(Records)
· · · · · · ·

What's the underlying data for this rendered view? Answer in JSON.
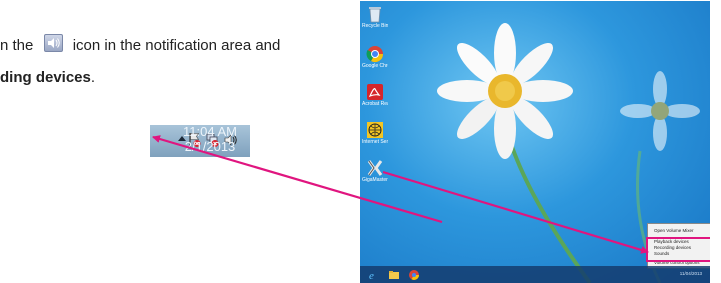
{
  "instructions": {
    "line1_start": "n the",
    "line1_end": "icon in the notification area and",
    "line2_bold": "ding devices",
    "line2_end": "."
  },
  "tray": {
    "time": "11:04 AM",
    "date": "2/1/2013"
  },
  "desktop": {
    "icons": [
      {
        "label": "Recycle Bin",
        "icon": "recycle-bin-icon"
      },
      {
        "label": "Google Chrome",
        "icon": "chrome-icon"
      },
      {
        "label": "Acrobat Reader",
        "icon": "acrobat-icon"
      },
      {
        "label": "Internet Service",
        "icon": "globe-icon"
      },
      {
        "label": "GigaMaster Wizard",
        "icon": "gigamaster-icon"
      }
    ],
    "context_menu": [
      "Open Volume Mixer",
      "Playback devices",
      "Recording devices",
      "Sounds",
      "Volume control options"
    ],
    "taskbar_date": "11/04/2013"
  },
  "colors": {
    "arrow": "#e0157f",
    "desktop_bg": "#2d97dd"
  }
}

· · · · · · ·

What you have to do: Leave the pictures out and reproduce all of the records exactly.

Exercise response:
What's the underlying data for this rendered view? Answer in JSON.
{
  "instructions": {
    "line1_start": "n the",
    "line1_end": "icon in the notification area and",
    "line2_bold": "ding devices",
    "line2_end": "."
  },
  "tray": {
    "time": "11:04 AM",
    "date": "2/1/2013"
  },
  "desktop": {
    "icons": [
      {
        "label": "Recycle Bin",
        "icon": "recycle-bin-icon"
      },
      {
        "label": "Google Chrome",
        "icon": "chrome-icon"
      },
      {
        "label": "Acrobat Reader",
        "icon": "acrobat-icon"
      },
      {
        "label": "Internet Service",
        "icon": "globe-icon"
      },
      {
        "label": "GigaMaster Wizard",
        "icon": "gigamaster-icon"
      }
    ],
    "context_menu": [
      "Open Volume Mixer",
      "Playback devices",
      "Recording devices",
      "Sounds",
      "Volume control options"
    ],
    "taskbar_date": "11/04/2013"
  },
  "colors": {
    "arrow": "#e0157f",
    "desktop_bg": "#2d97dd"
  }
}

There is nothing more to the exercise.